- _Provided data_
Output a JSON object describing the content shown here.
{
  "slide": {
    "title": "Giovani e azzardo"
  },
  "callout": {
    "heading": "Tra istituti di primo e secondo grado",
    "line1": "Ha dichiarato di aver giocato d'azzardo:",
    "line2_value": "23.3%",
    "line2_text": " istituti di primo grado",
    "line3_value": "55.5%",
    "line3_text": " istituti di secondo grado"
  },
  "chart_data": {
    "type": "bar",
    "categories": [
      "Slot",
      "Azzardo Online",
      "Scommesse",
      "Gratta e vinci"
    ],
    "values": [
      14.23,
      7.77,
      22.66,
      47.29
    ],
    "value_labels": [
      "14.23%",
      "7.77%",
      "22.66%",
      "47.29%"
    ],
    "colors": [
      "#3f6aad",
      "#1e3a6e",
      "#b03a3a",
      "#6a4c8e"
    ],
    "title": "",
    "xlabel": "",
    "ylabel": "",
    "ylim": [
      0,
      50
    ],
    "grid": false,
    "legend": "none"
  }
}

- _Written request_
Repeat each of the entries above precisely as given.

- _Output_
Output a JSON object describing the content shown here.
{
  "slide": {
    "title": "Giovani e azzardo"
  },
  "callout": {
    "heading": "Tra istituti di primo e secondo grado",
    "line1": "Ha dichiarato di aver giocato d'azzardo:",
    "line2_value": "23.3%",
    "line2_text": " istituti di primo grado",
    "line3_value": "55.5%",
    "line3_text": " istituti di secondo grado"
  },
  "chart_data": {
    "type": "bar",
    "categories": [
      "Slot",
      "Azzardo Online",
      "Scommesse",
      "Gratta e vinci"
    ],
    "values": [
      14.23,
      7.77,
      22.66,
      47.29
    ],
    "value_labels": [
      "14.23%",
      "7.77%",
      "22.66%",
      "47.29%"
    ],
    "colors": [
      "#3f6aad",
      "#1e3a6e",
      "#b03a3a",
      "#6a4c8e"
    ],
    "title": "",
    "xlabel": "",
    "ylabel": "",
    "ylim": [
      0,
      50
    ],
    "grid": false,
    "legend": "none"
  }
}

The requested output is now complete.